--- begin ---

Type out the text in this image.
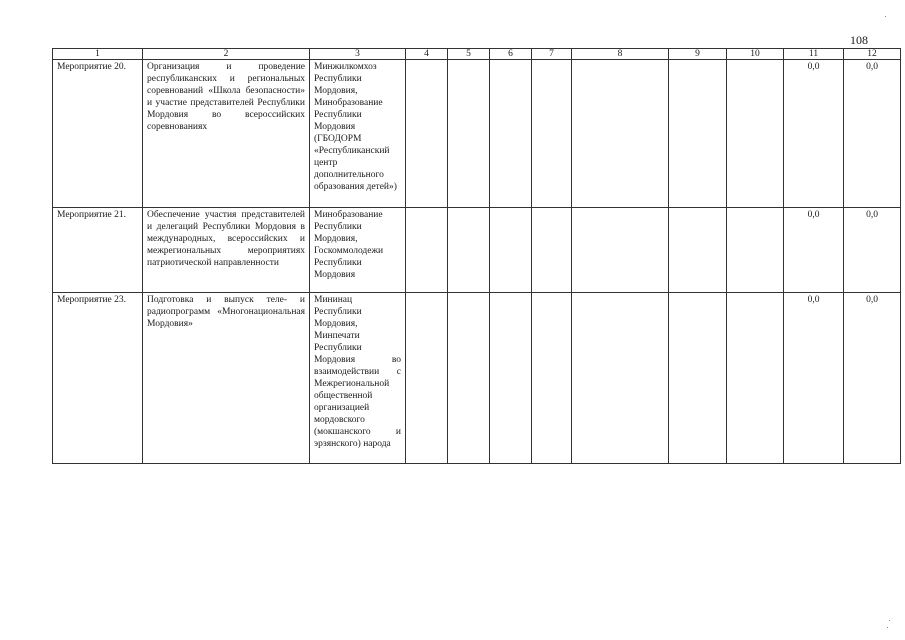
108
1	2	3	4	5	6	7	8	9	10	11	12
Мероприятие 20.	Организация и проведение республиканских и региональных соревнований «Школа безопасности» и участие представителей Республики Мордовия во всероссийских соревнованиях	Минжилкомхоз Республики Мордовия, Минобразование Республики Мордовия (ГБОДОРМ «Республиканский центр дополнительного образования детей»)								0,0	0,0
Мероприятие 21.	Обеспечение участия представителей и делегаций Республики Мордовия в международных, всероссийских и межрегиональных мероприятиях патриотической направленности	Минобразование Республики Мордовия, Госкоммолодежи Республики Мордовия								0,0	0,0
Мероприятие 23.	Подготовка и выпуск теле- и радиопрограмм «Многонациональная Мордовия»	Мининац Республики Мордовия, Минпечати Республики Мордовия во взаимодействии с Межрегиональной общественной организацией мордовского (мокшанского и эрзянского) народа								0,0	0,0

--- end ---

Reproduce each line exactly as it appears, omitting the pictures.

Type out the text in this image.
108
1	2	3	4	5	6	7	8	9	10	11	12
Мероприятие 20.	Организация и проведение республиканских и региональных соревнований «Школа безопасности» и участие представителей Республики Мордовия во всероссийских соревнованиях	Минжилкомхоз Республики Мордовия, Минобразование Республики Мордовия (ГБОДОРМ «Республиканский центр дополнительного образования детей»)								0,0	0,0
Мероприятие 21.	Обеспечение участия представителей и делегаций Республики Мордовия в международных, всероссийских и межрегиональных мероприятиях патриотической направленности	Минобразование Республики Мордовия, Госкоммолодежи Республики Мордовия								0,0	0,0
Мероприятие 23.	Подготовка и выпуск теле- и радиопрограмм «Многонациональная Мордовия»	Мининац Республики Мордовия, Минпечати Республики Мордовия во взаимодействии с Межрегиональной общественной организацией мордовского (мокшанского и эрзянского) народа								0,0	0,0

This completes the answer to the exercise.